** AVAILABLE DATA **
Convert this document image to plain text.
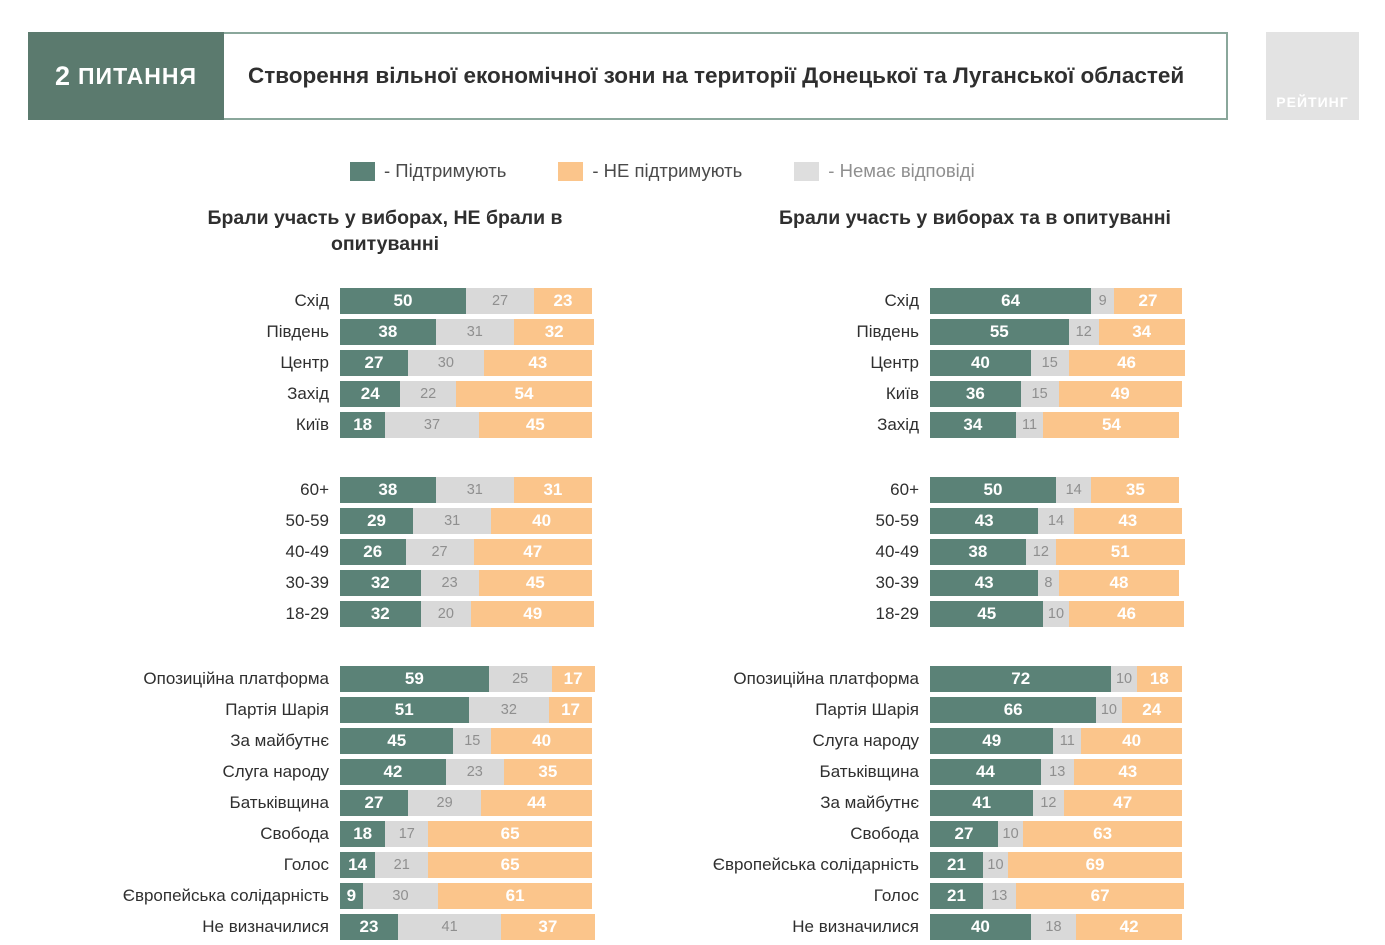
2 ПИТАННЯ Створення вільної економічної зони на території Донецької та Луганської областей
РЕЙТИНГ
- Підтримують	- НЕ підтримують	- Немає відповіді
Брали участь у виборах, НЕ брали в опитуванні
Брали участь у виборах та в опитуванні
Схід	50	27	23
Південь	38	31	32
Центр	27	30	43
Захід	24	22	54
Київ	18	37	45
60+	38	31	31
50-59	29	31	40
40-49	26	27	47
30-39	32	23	45
18-29	32	20	49
Опозиційна платформа	59	25	17
Партія Шарія	51	32	17
За майбутнє	45	15	40
Слуга народу	42	23	35
Батьківщина	27	29	44
Свобода	18	17	65
Голос	14	21	65
Європейська солідарність	9	30	61
Не визначилися	23	41	37
Схід	64	9	27
Південь	55	12	34
Центр	40	15	46
Київ	36	15	49
Захід	34	11	54
60+	50	14	35
50-59	43	14	43
40-49	38	12	51
30-39	43	8	48
18-29	45	10	46
Опозиційна платформа	72	10	18
Партія Шарія	66	10	24
Слуга народу	49	11	40
Батьківщина	44	13	43
За майбутнє	41	12	47
Свобода	27	10	63
Європейська солідарність	21	10	69
Голос	21	13	67
Не визначилися	40	18	42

** TASK DIRECTIONS **
Copy out every line of the listing that includes the string "Партія".

** EXPECTED OUTPUT **
Партія Шарія	51	32	17
Партія Шарія	66	10	24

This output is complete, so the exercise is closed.